::: Provided entries :::

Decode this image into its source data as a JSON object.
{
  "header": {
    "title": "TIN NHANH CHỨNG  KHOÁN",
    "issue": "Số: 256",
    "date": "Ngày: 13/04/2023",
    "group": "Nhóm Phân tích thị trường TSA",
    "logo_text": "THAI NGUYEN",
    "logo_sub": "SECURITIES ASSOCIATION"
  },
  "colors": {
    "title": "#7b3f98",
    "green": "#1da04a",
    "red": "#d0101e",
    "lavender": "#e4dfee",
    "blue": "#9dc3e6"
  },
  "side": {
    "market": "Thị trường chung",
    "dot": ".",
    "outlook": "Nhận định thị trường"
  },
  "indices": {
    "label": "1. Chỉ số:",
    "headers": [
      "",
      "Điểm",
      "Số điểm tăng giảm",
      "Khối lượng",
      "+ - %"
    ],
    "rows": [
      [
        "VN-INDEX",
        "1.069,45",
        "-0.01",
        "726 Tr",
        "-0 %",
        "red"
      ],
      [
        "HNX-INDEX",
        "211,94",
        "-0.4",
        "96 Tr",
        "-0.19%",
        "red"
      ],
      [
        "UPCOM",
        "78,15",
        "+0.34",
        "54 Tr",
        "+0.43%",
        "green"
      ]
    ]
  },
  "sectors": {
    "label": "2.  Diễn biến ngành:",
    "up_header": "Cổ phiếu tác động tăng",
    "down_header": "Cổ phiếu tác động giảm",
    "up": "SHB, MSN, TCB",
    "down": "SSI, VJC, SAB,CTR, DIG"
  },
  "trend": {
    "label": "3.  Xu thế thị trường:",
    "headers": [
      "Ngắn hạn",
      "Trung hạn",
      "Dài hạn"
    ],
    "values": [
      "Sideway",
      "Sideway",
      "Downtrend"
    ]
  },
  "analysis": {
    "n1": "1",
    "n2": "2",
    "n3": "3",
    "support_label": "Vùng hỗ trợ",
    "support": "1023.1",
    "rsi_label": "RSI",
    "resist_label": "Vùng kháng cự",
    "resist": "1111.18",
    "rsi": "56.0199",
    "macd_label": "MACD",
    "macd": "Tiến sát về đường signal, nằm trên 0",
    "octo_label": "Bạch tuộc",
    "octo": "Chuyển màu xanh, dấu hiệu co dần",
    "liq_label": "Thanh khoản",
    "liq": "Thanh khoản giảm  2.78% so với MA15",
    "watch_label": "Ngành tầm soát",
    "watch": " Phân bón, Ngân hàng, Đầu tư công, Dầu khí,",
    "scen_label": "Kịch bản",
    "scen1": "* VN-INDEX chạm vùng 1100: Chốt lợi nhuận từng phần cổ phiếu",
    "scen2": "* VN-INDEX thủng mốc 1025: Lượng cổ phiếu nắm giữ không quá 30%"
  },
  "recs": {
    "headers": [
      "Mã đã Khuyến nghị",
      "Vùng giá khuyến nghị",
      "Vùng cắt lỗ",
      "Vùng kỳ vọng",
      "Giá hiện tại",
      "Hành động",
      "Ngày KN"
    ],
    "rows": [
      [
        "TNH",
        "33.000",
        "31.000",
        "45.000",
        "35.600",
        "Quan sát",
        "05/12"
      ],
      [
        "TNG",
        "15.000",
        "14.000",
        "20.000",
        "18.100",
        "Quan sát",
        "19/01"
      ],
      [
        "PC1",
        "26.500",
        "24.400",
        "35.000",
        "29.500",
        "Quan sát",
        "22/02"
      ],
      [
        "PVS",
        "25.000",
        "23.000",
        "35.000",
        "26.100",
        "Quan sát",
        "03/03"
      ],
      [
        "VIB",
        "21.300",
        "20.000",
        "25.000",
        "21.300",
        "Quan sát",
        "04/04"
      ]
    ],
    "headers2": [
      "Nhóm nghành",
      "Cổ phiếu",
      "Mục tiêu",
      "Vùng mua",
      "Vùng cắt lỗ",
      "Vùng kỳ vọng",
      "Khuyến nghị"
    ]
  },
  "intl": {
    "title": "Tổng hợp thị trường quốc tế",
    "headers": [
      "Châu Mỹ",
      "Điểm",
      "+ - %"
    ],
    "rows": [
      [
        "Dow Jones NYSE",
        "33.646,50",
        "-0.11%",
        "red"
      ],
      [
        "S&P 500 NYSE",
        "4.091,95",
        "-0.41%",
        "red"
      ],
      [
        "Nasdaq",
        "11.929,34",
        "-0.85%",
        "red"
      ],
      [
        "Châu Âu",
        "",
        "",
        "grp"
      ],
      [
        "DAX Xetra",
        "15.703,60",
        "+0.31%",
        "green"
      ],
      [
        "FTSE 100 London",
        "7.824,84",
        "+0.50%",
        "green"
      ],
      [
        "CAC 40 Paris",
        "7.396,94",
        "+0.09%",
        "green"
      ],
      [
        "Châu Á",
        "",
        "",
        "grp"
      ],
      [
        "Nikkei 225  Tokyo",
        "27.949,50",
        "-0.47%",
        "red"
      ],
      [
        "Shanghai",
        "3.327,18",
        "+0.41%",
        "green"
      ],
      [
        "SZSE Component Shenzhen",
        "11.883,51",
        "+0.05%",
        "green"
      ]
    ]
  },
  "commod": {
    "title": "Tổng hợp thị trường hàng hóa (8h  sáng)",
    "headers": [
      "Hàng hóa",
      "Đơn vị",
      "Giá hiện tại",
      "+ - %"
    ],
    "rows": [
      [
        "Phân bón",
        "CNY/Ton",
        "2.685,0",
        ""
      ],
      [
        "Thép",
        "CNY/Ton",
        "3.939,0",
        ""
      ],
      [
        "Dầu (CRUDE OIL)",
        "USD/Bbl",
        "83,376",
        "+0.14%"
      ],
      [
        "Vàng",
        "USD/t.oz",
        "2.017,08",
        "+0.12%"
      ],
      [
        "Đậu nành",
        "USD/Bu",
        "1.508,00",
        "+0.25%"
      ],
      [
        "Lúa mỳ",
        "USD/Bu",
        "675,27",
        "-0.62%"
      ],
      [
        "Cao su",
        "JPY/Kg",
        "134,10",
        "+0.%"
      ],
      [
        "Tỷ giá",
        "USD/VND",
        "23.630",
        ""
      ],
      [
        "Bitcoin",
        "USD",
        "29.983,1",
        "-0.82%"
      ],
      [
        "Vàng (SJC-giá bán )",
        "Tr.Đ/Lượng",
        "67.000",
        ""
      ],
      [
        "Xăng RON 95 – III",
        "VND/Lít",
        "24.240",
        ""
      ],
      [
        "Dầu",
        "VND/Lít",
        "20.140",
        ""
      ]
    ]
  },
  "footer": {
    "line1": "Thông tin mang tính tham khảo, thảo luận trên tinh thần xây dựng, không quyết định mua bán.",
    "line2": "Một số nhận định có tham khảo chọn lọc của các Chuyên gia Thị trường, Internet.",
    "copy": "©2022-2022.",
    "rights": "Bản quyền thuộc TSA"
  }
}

:::

**Direction**
State the number of lines in this listing that contain the string "không", and add nothing else.

**Answer to the task**
2